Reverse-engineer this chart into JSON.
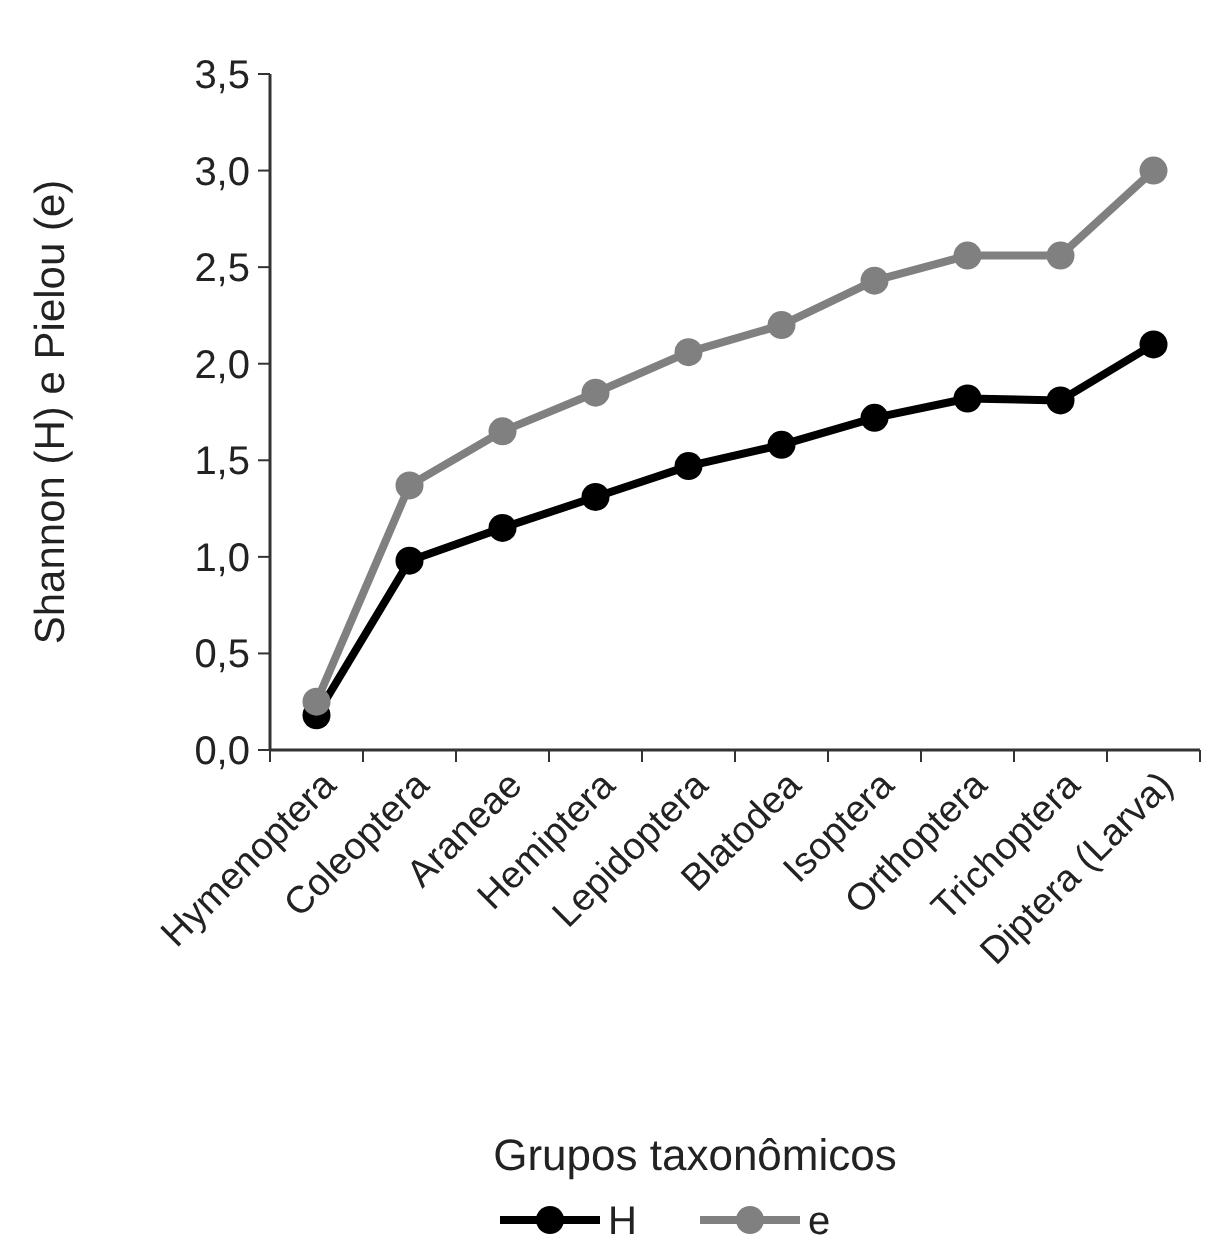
{
  "chart_data": {
    "type": "line",
    "xlabel": "Grupos taxonômicos",
    "ylabel": "Shannon (H) e Pielou (e)",
    "categories": [
      "Hymenoptera",
      "Coleoptera",
      "Araneae",
      "Hemiptera",
      "Lepidoptera",
      "Blatodea",
      "Isoptera",
      "Orthoptera",
      "Trichoptera",
      "Diptera (Larva)"
    ],
    "series": [
      {
        "name": "H",
        "color": "#000000",
        "values": [
          0.18,
          0.98,
          1.15,
          1.31,
          1.47,
          1.58,
          1.72,
          1.82,
          1.81,
          2.1
        ]
      },
      {
        "name": "e",
        "color": "#808080",
        "values": [
          0.25,
          1.37,
          1.65,
          1.85,
          2.06,
          2.2,
          2.43,
          2.56,
          2.56,
          3.0
        ]
      }
    ],
    "ylim": [
      0,
      3.5
    ],
    "yticks": [
      {
        "value": 0,
        "label": "0,0"
      },
      {
        "value": 0.5,
        "label": "0,5"
      },
      {
        "value": 1,
        "label": "1,0"
      },
      {
        "value": 1.5,
        "label": "1,5"
      },
      {
        "value": 2,
        "label": "2,0"
      },
      {
        "value": 2.5,
        "label": "2,5"
      },
      {
        "value": 3,
        "label": "3,0"
      },
      {
        "value": 3.5,
        "label": "3,5"
      }
    ],
    "grid": false,
    "legend": "bottom",
    "marker": "circle",
    "line_style": "solid"
  }
}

◆ ◆ ◆

Without including any pictures, output all the entries above exactly.

* Exercise solution *
Reverse-engineer this chart into JSON.
{
  "chart_data": {
    "type": "line",
    "xlabel": "Grupos taxonômicos",
    "ylabel": "Shannon (H) e Pielou (e)",
    "categories": [
      "Hymenoptera",
      "Coleoptera",
      "Araneae",
      "Hemiptera",
      "Lepidoptera",
      "Blatodea",
      "Isoptera",
      "Orthoptera",
      "Trichoptera",
      "Diptera (Larva)"
    ],
    "series": [
      {
        "name": "H",
        "color": "#000000",
        "values": [
          0.18,
          0.98,
          1.15,
          1.31,
          1.47,
          1.58,
          1.72,
          1.82,
          1.81,
          2.1
        ]
      },
      {
        "name": "e",
        "color": "#808080",
        "values": [
          0.25,
          1.37,
          1.65,
          1.85,
          2.06,
          2.2,
          2.43,
          2.56,
          2.56,
          3.0
        ]
      }
    ],
    "ylim": [
      0,
      3.5
    ],
    "yticks": [
      {
        "value": 0,
        "label": "0,0"
      },
      {
        "value": 0.5,
        "label": "0,5"
      },
      {
        "value": 1,
        "label": "1,0"
      },
      {
        "value": 1.5,
        "label": "1,5"
      },
      {
        "value": 2,
        "label": "2,0"
      },
      {
        "value": 2.5,
        "label": "2,5"
      },
      {
        "value": 3,
        "label": "3,0"
      },
      {
        "value": 3.5,
        "label": "3,5"
      }
    ],
    "grid": false,
    "legend": "bottom",
    "marker": "circle",
    "line_style": "solid"
  }
}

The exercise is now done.